▶ **Dataset entries**:

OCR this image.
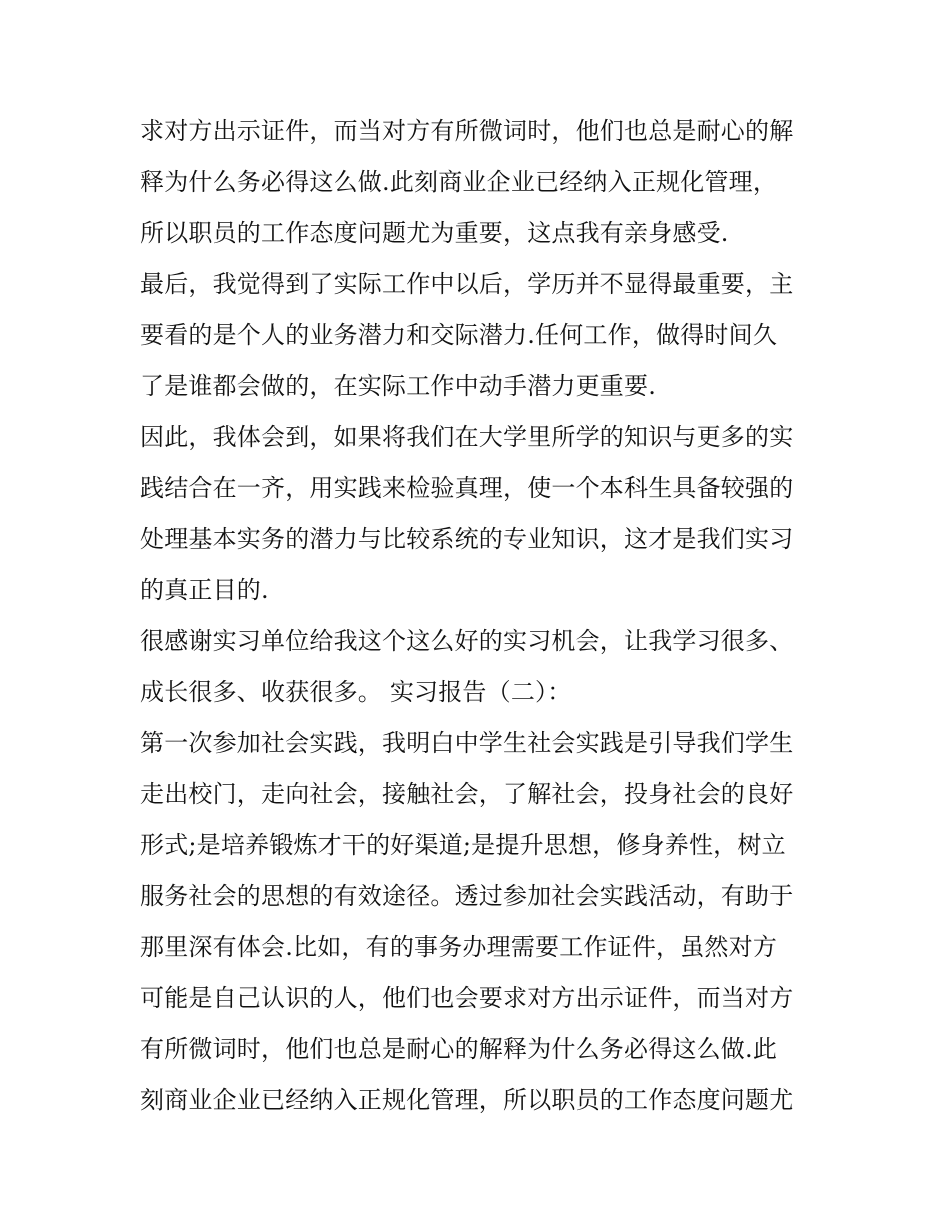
求对方出示证件，而当对方有所微词时，他们也总是耐心的解
释为什么务必得这么做.此刻商业企业已经纳入正规化管理，
所以职员的工作态度问题尤为重要，这点我有亲身感受.
最后，我觉得到了实际工作中以后，学历并不显得最重要，主
要看的是个人的业务潜力和交际潜力.任何工作，做得时间久
了是谁都会做的，在实际工作中动手潜力更重要.
因此，我体会到，如果将我们在大学里所学的知识与更多的实
践结合在一齐，用实践来检验真理，使一个本科生具备较强的
处理基本实务的潜力与比较系统的专业知识，这才是我们实习
的真正目的.
很感谢实习单位给我这个这么好的实习机会，让我学习很多、
成长很多、收获很多。 实习报告（二）：
第一次参加社会实践，我明白中学生社会实践是引导我们学生
走出校门，走向社会，接触社会，了解社会，投身社会的良好
形式;是培养锻炼才干的好渠道;是提升思想，修身养性，树立
服务社会的思想的有效途径。透过参加社会实践活动，有助于
那里深有体会.比如，有的事务办理需要工作证件，虽然对方
可能是自己认识的人，他们也会要求对方出示证件，而当对方
有所微词时，他们也总是耐心的解释为什么务必得这么做.此
刻商业企业已经纳入正规化管理，所以职员的工作态度问题尤
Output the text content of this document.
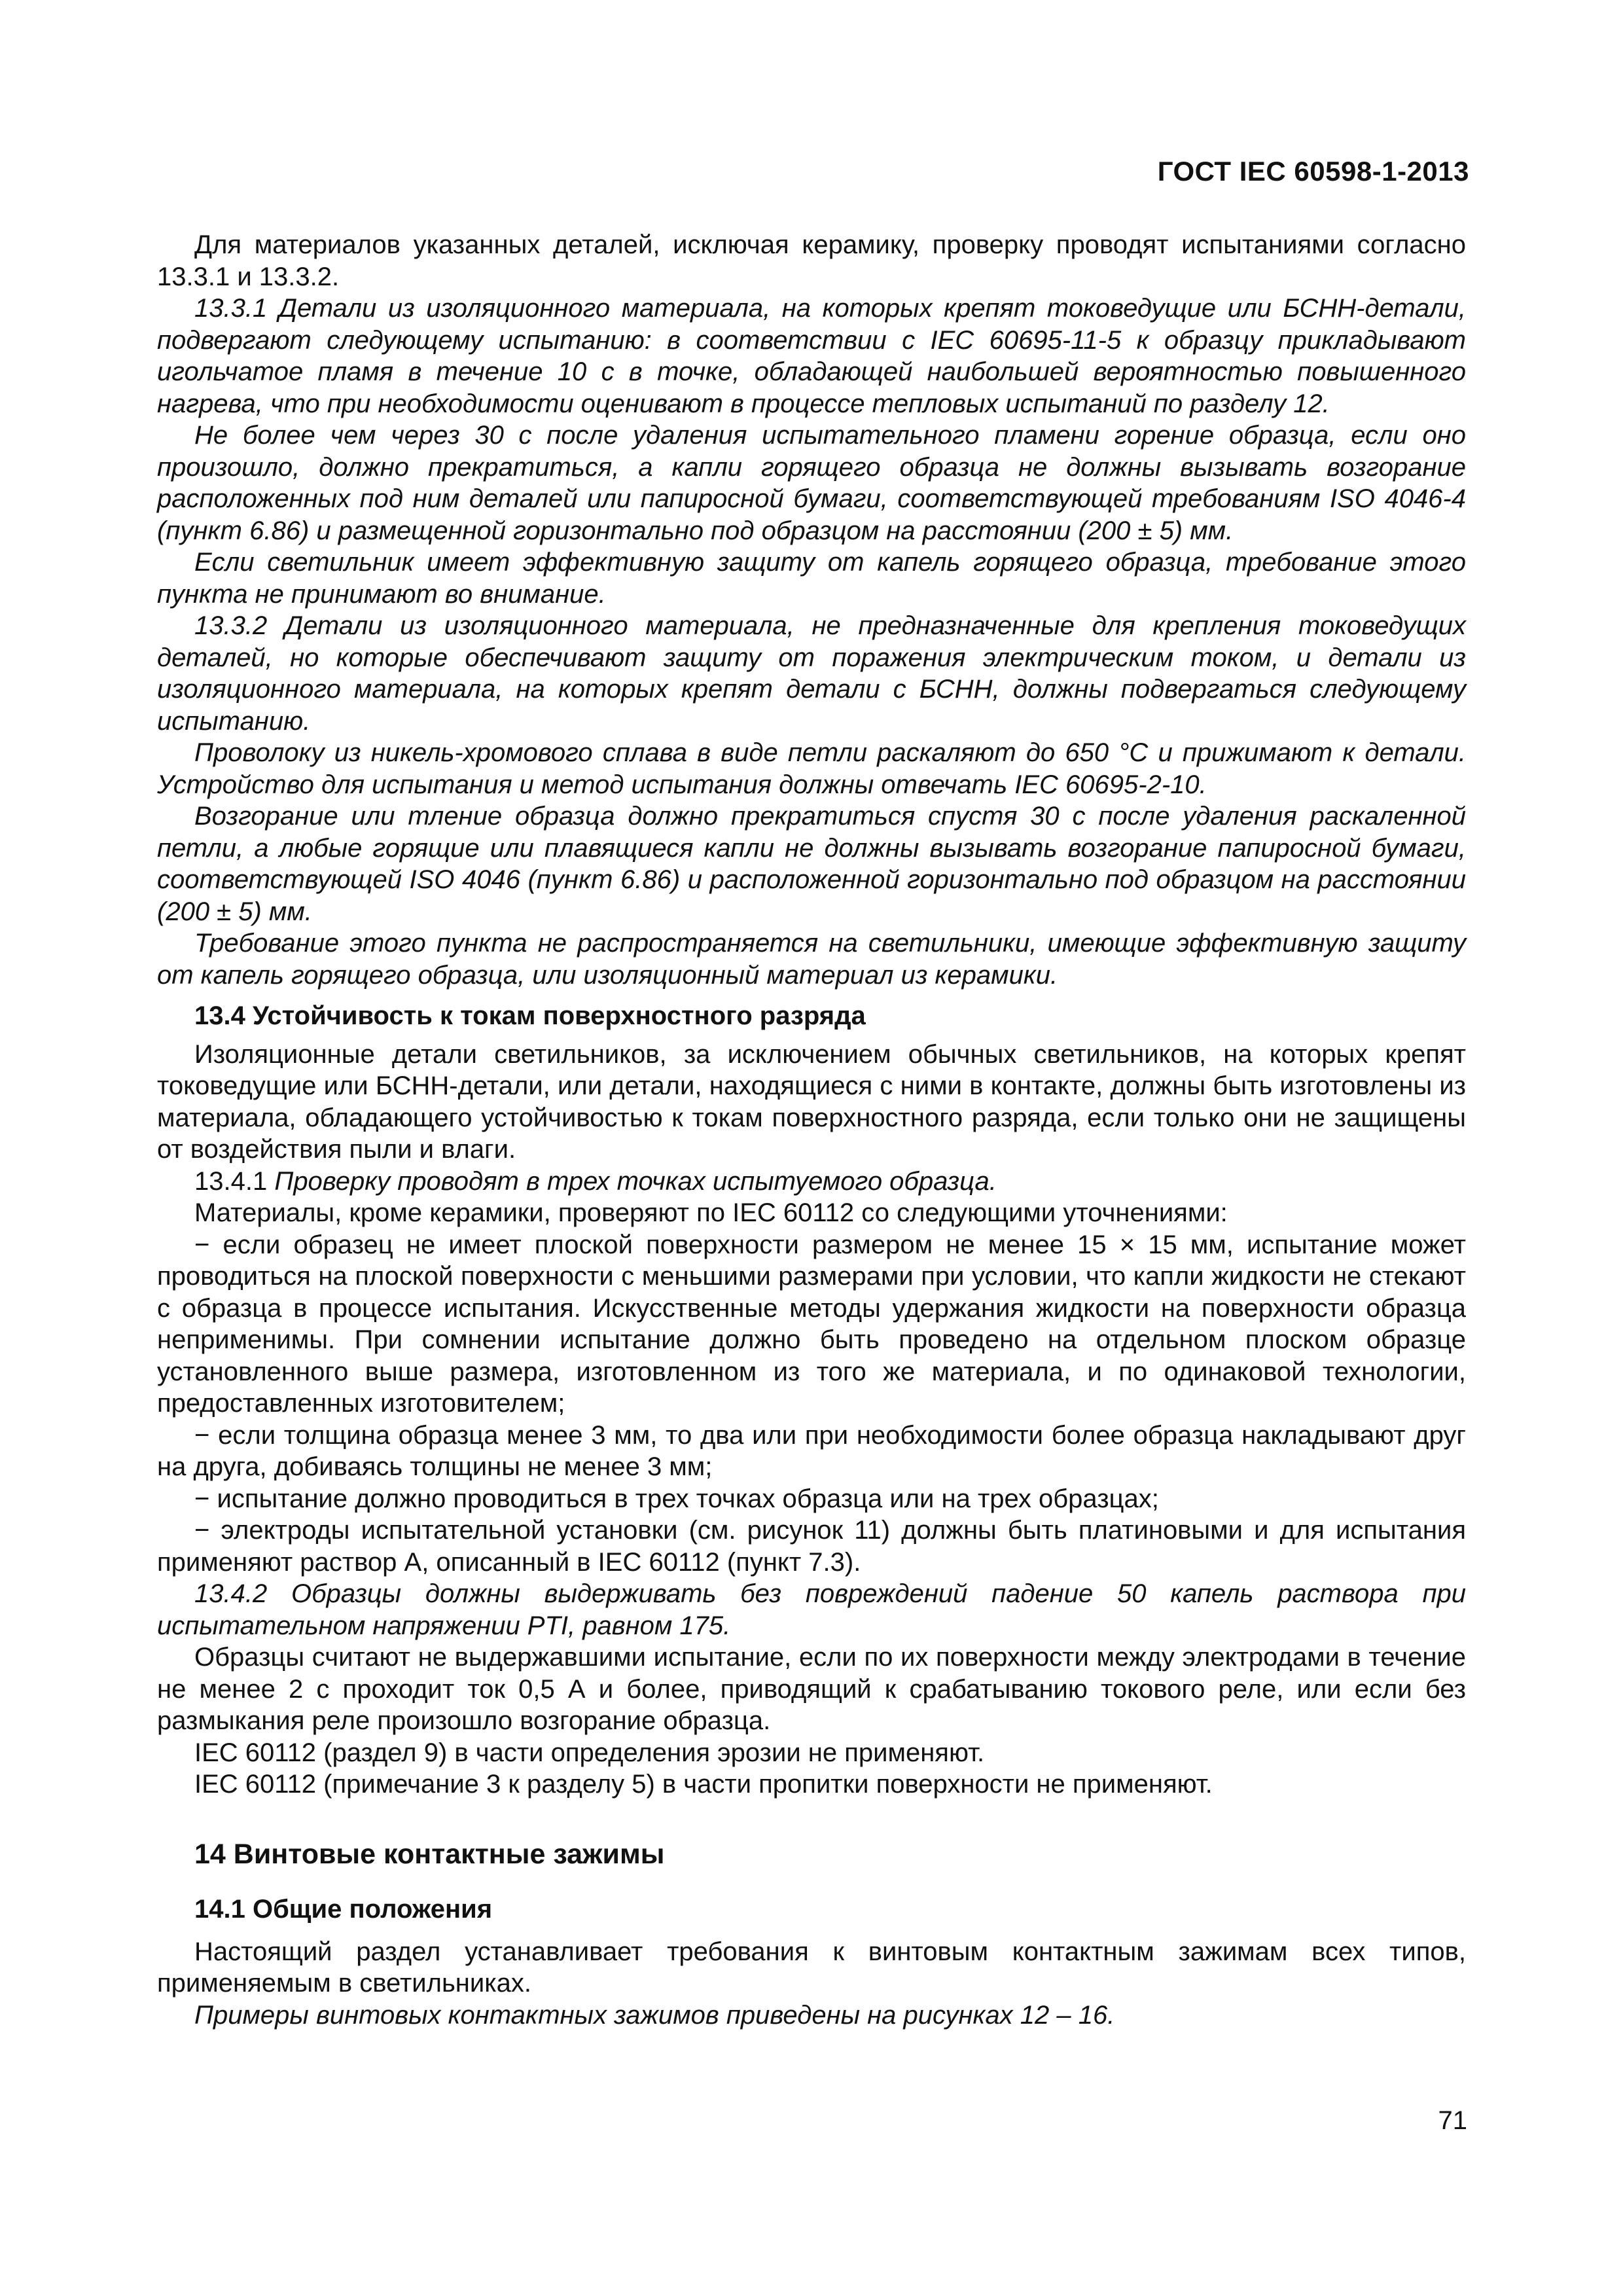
ГОСТ IEC 60598-1-2013

Для материалов указанных деталей, исключая керамику, проверку проводят испытаниями согласно 13.3.1 и 13.3.2.

13.3.1 Детали из изоляционного материала, на которых крепят токоведущие или БСНН-детали, подвергают следующему испытанию: в соответствии с IEC 60695-11-5 к образцу прикладывают игольчатое пламя в течение 10 с в точке, обладающей наибольшей вероятностью повышенного нагрева, что при необходимости оценивают в процессе тепловых испытаний по разделу 12.

Не более чем через 30 с после удаления испытательного пламени горение образца, если оно произошло, должно прекратиться, а капли горящего образца не должны вызывать возгорание расположенных под ним деталей или папиросной бумаги, соответствующей требованиям ISO 4046-4 (пункт 6.86) и размещенной горизонтально под образцом на расстоянии (200 ± 5) мм.

Если светильник имеет эффективную защиту от капель горящего образца, требование этого пункта не принимают во внимание.

13.3.2 Детали из изоляционного материала, не предназначенные для крепления токоведущих деталей, но которые обеспечивают защиту от поражения электрическим током, и детали из изоляционного материала, на которых крепят детали с БСНН, должны подвергаться следующему испытанию.

Проволоку из никель-хромового сплава в виде петли раскаляют до 650 °С и прижимают к детали. Устройство для испытания и метод испытания должны отвечать IEC 60695-2-10.

Возгорание или тление образца должно прекратиться спустя 30 с после удаления раскаленной петли, а любые горящие или плавящиеся капли не должны вызывать возгорание папиросной бумаги, соответствующей ISO 4046 (пункт 6.86) и расположенной горизонтально под образцом на расстоянии (200 ± 5) мм.

Требование этого пункта не распространяется на светильники, имеющие эффективную защиту от капель горящего образца, или изоляционный материал из керамики.

13.4 Устойчивость к токам поверхностного разряда

Изоляционные детали светильников, за исключением обычных светильников, на которых крепят токоведущие или БСНН-детали, или детали, находящиеся с ними в контакте, должны быть изготовлены из материала, обладающего устойчивостью к токам поверхностного разряда, если только они не защищены от воздействия пыли и влаги.

13.4.1 Проверку проводят в трех точках испытуемого образца.

Материалы, кроме керамики, проверяют по IEC 60112 со следующими уточнениями:

− если образец не имеет плоской поверхности размером не менее 15 × 15 мм, испытание может проводиться на плоской поверхности с меньшими размерами при условии, что капли жидкости не стекают с образца в процессе испытания. Искусственные методы удержания жидкости на поверхности образца неприменимы. При сомнении испытание должно быть проведено на отдельном плоском образце установленного выше размера, изготовленном из того же материала, и по одинаковой технологии, предоставленных изготовителем;

− если толщина образца менее 3 мм, то два или при необходимости более образца накладывают друг на друга, добиваясь толщины не менее 3 мм;

− испытание должно проводиться в трех точках образца или на трех образцах;

− электроды испытательной установки (см. рисунок 11) должны быть платиновыми и для испытания применяют раствор А, описанный в IEC 60112 (пункт 7.3).

13.4.2 Образцы должны выдерживать без повреждений падение 50 капель раствора при испытательном напряжении PTI, равном 175.

Образцы считают не выдержавшими испытание, если по их поверхности между электродами в течение не менее 2 с проходит ток 0,5 А и более, приводящий к срабатыванию токового реле, или если без размыкания реле произошло возгорание образца.

IEC 60112 (раздел 9) в части определения эрозии не применяют.

IEC 60112 (примечание 3 к разделу 5) в части пропитки поверхности не применяют.

14 Винтовые контактные зажимы

14.1 Общие положения

Настоящий раздел устанавливает требования к винтовым контактным зажимам всех типов, применяемым в светильниках.

Примеры винтовых контактных зажимов приведены на рисунках 12 – 16.

71
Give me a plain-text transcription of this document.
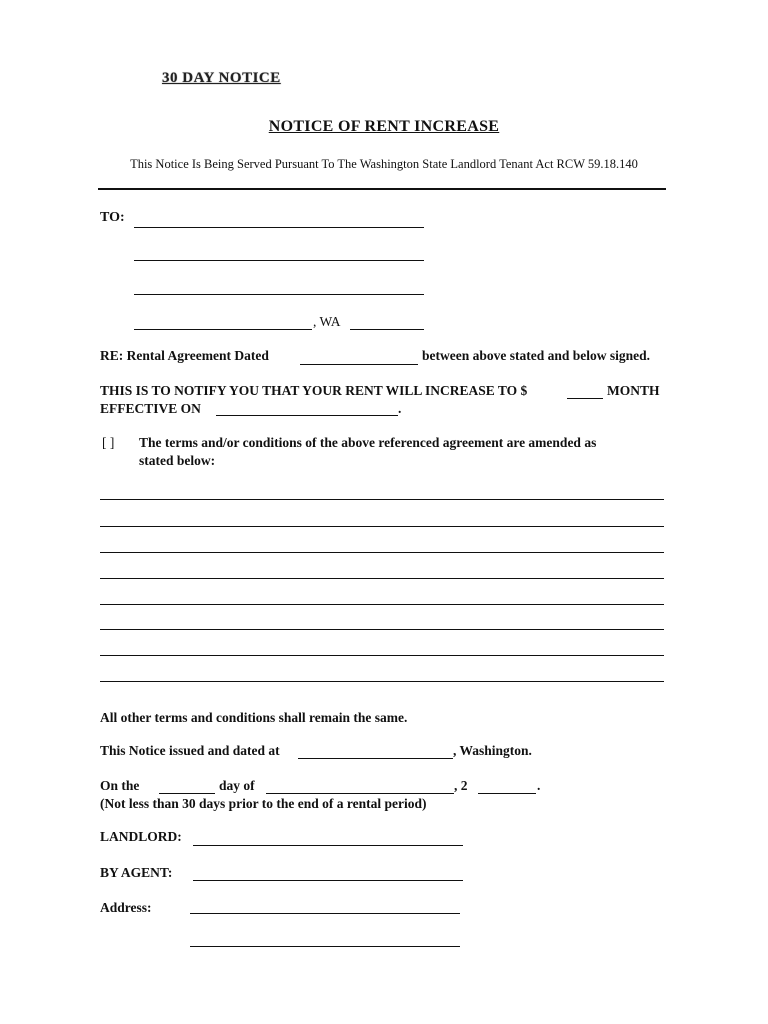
30 DAY NOTICE
NOTICE OF RENT INCREASE
This Notice Is Being Served Pursuant To The Washington State Landlord Tenant Act RCW 59.18.140
TO:
, WA
RE: Rental Agreement Dated	between above stated and below signed.
THIS IS TO NOTIFY YOU THAT YOUR RENT WILL INCREASE TO $	MONTH
EFFECTIVE ON	.
[ ] The terms and/or conditions of the above referenced agreement are amended as
stated below:
All other terms and conditions shall remain the same.
This Notice issued and dated at	, Washington.
On the	day of	, 2	.
(Not less than 30 days prior to the end of a rental period)
LANDLORD:
BY AGENT:
Address:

▶ **WRITTEN TASK**: Repeat all the records above exactly, leaving out any pictures.

▶ **IN RESPONSE**:
OCR this image.
求对方出示证件，而当对方有所微词时，他们也总是耐心的解
释为什么务必得这么做.此刻商业企业已经纳入正规化管理，
所以职员的工作态度问题尤为重要，这点我有亲身感受.
最后，我觉得到了实际工作中以后，学历并不显得最重要，主
要看的是个人的业务潜力和交际潜力.任何工作，做得时间久
了是谁都会做的，在实际工作中动手潜力更重要.
因此，我体会到，如果将我们在大学里所学的知识与更多的实
践结合在一齐，用实践来检验真理，使一个本科生具备较强的
处理基本实务的潜力与比较系统的专业知识，这才是我们实习
的真正目的.
很感谢实习单位给我这个这么好的实习机会，让我学习很多、
成长很多、收获很多。 实习报告（二）：
第一次参加社会实践，我明白中学生社会实践是引导我们学生
走出校门，走向社会，接触社会，了解社会，投身社会的良好
形式;是培养锻炼才干的好渠道;是提升思想，修身养性，树立
服务社会的思想的有效途径。透过参加社会实践活动，有助于
那里深有体会.比如，有的事务办理需要工作证件，虽然对方
可能是自己认识的人，他们也会要求对方出示证件，而当对方
有所微词时，他们也总是耐心的解释为什么务必得这么做.此
刻商业企业已经纳入正规化管理，所以职员的工作态度问题尤
Output the text content of this document.
ГОСТ IEC 60598-1-2013

Для материалов указанных деталей, исключая керамику, проверку проводят испытаниями согласно 13.3.1 и 13.3.2.

13.3.1 Детали из изоляционного материала, на которых крепят токоведущие или БСНН-детали, подвергают следующему испытанию: в соответствии с IEC 60695-11-5 к образцу прикладывают игольчатое пламя в течение 10 с в точке, обладающей наибольшей вероятностью повышенного нагрева, что при необходимости оценивают в процессе тепловых испытаний по разделу 12.

Не более чем через 30 с после удаления испытательного пламени горение образца, если оно произошло, должно прекратиться, а капли горящего образца не должны вызывать возгорание расположенных под ним деталей или папиросной бумаги, соответствующей требованиям ISO 4046-4 (пункт 6.86) и размещенной горизонтально под образцом на расстоянии (200 ± 5) мм.

Если светильник имеет эффективную защиту от капель горящего образца, требование этого пункта не принимают во внимание.

13.3.2 Детали из изоляционного материала, не предназначенные для крепления токоведущих деталей, но которые обеспечивают защиту от поражения электрическим током, и детали из изоляционного материала, на которых крепят детали с БСНН, должны подвергаться следующему испытанию.

Проволоку из никель-хромового сплава в виде петли раскаляют до 650 °С и прижимают к детали. Устройство для испытания и метод испытания должны отвечать IEC 60695-2-10.

Возгорание или тление образца должно прекратиться спустя 30 с после удаления раскаленной петли, а любые горящие или плавящиеся капли не должны вызывать возгорание папиросной бумаги, соответствующей ISO 4046 (пункт 6.86) и расположенной горизонтально под образцом на расстоянии (200 ± 5) мм.

Требование этого пункта не распространяется на светильники, имеющие эффективную защиту от капель горящего образца, или изоляционный материал из керамики.

13.4 Устойчивость к токам поверхностного разряда

Изоляционные детали светильников, за исключением обычных светильников, на которых крепят токоведущие или БСНН-детали, или детали, находящиеся с ними в контакте, должны быть изготовлены из материала, обладающего устойчивостью к токам поверхностного разряда, если только они не защищены от воздействия пыли и влаги.

13.4.1 Проверку проводят в трех точках испытуемого образца.

Материалы, кроме керамики, проверяют по IEC 60112 со следующими уточнениями:

− если образец не имеет плоской поверхности размером не менее 15 × 15 мм, испытание может проводиться на плоской поверхности с меньшими размерами при условии, что капли жидкости не стекают с образца в процессе испытания. Искусственные методы удержания жидкости на поверхности образца неприменимы. При сомнении испытание должно быть проведено на отдельном плоском образце установленного выше размера, изготовленном из того же материала, и по одинаковой технологии, предоставленных изготовителем;

− если толщина образца менее 3 мм, то два или при необходимости более образца накладывают друг на друга, добиваясь толщины не менее 3 мм;

− испытание должно проводиться в трех точках образца или на трех образцах;

− электроды испытательной установки (см. рисунок 11) должны быть платиновыми и для испытания применяют раствор А, описанный в IEC 60112 (пункт 7.3).

13.4.2 Образцы должны выдерживать без повреждений падение 50 капель раствора при испытательном напряжении PTI, равном 175.

Образцы считают не выдержавшими испытание, если по их поверхности между электродами в течение не менее 2 с проходит ток 0,5 А и более, приводящий к срабатыванию токового реле, или если без размыкания реле произошло возгорание образца.

IEC 60112 (раздел 9) в части определения эрозии не применяют.

IEC 60112 (примечание 3 к разделу 5) в части пропитки поверхности не применяют.

14 Винтовые контактные зажимы

14.1 Общие положения

Настоящий раздел устанавливает требования к винтовым контактным зажимам всех типов, применяемым в светильниках.

Примеры винтовых контактных зажимов приведены на рисунках 12 – 16.

71
Give me a plain-text transcription of this document.
30 DAY NOTICE
NOTICE OF RENT INCREASE
This Notice Is Being Served Pursuant To The Washington State Landlord Tenant Act RCW 59.18.140
TO:
, WA
RE: Rental Agreement Dated	between above stated and below signed.
THIS IS TO NOTIFY YOU THAT YOUR RENT WILL INCREASE TO $	MONTH
EFFECTIVE ON	.
[ ] The terms and/or conditions of the above referenced agreement are amended as
stated below:
All other terms and conditions shall remain the same.
This Notice issued and dated at	, Washington.
On the	day of	, 2	.
(Not less than 30 days prior to the end of a rental period)
LANDLORD:
BY AGENT:
Address:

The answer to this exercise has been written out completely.